The problem -> Report all lines holding "http".

━━ Records for this exercise

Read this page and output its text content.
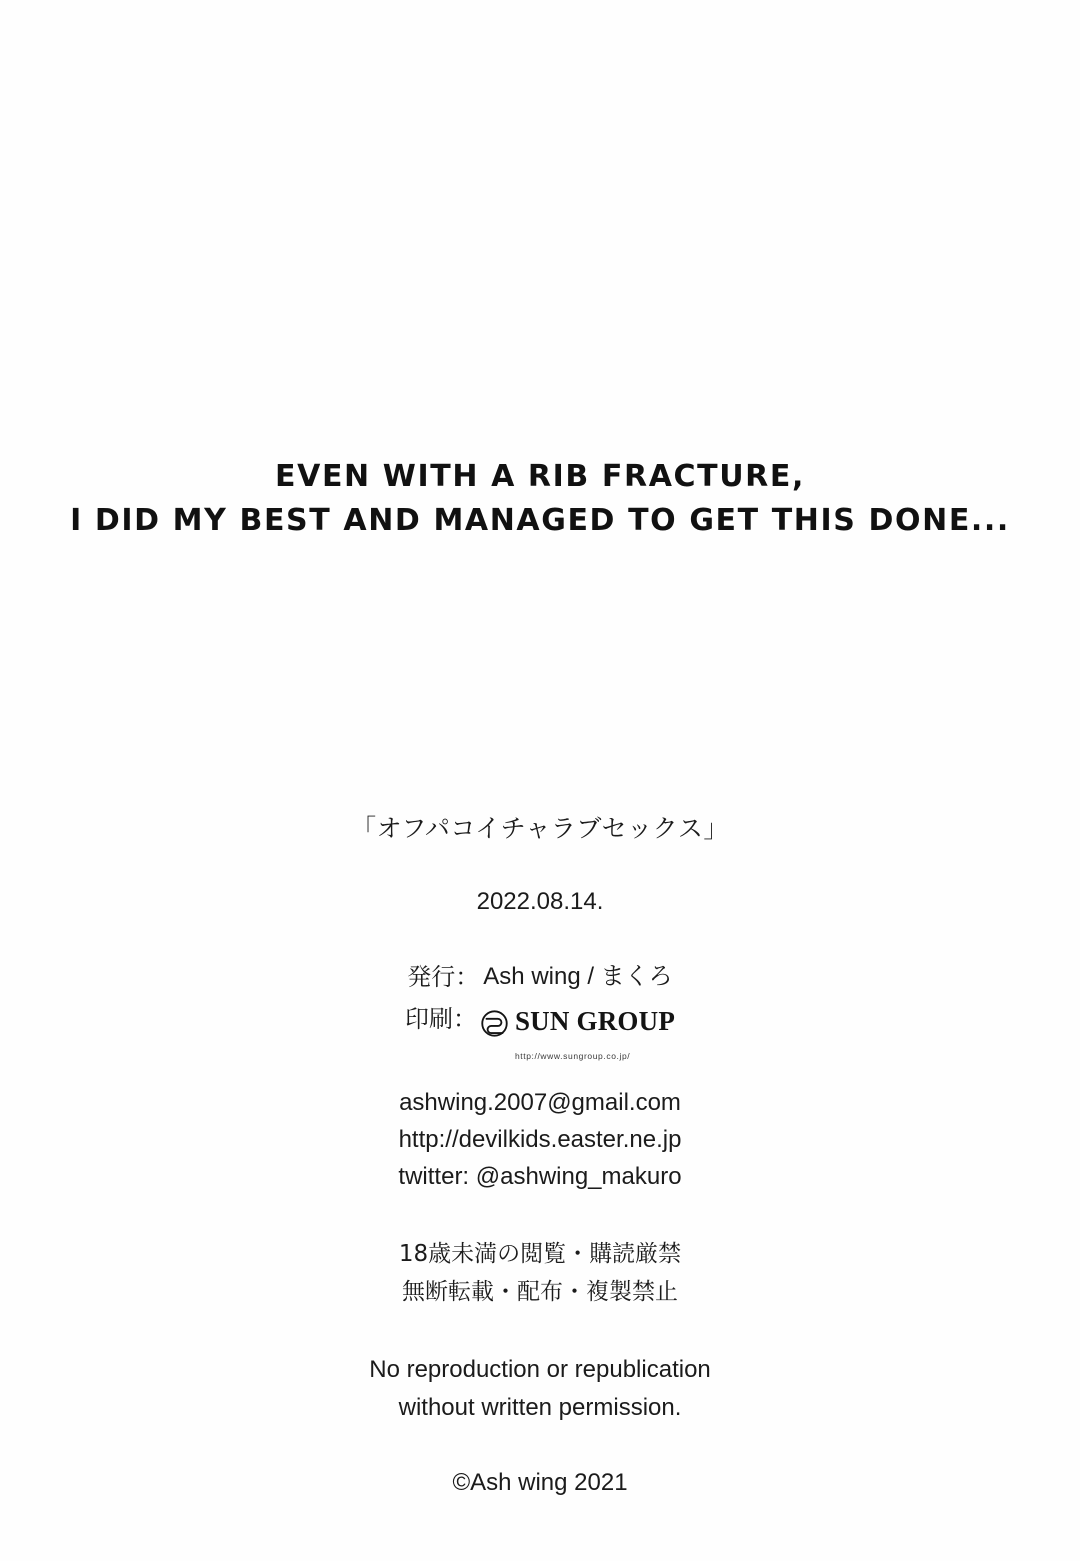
EVEN WITH A RIB FRACTURE,
I DID MY BEST AND MANAGED TO GET THIS DONE...
「オフパコイチャラブセックス」
2022.08.14.
発行： Ash wing / まくろ
印刷： SUN GROUP
http://www.sungroup.co.jp/
ashwing.2007@gmail.com
http://devilkids.easter.ne.jp
twitter: @ashwing_makuro
18歳未満の閲覧・購読厳禁
無断転載・配布・複製禁止
No reproduction or republication
without written permission.
©Ash wing 2021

━━━━

Solution for this task ->
http://www.sungroup.co.jp/
http://devilkids.easter.ne.jp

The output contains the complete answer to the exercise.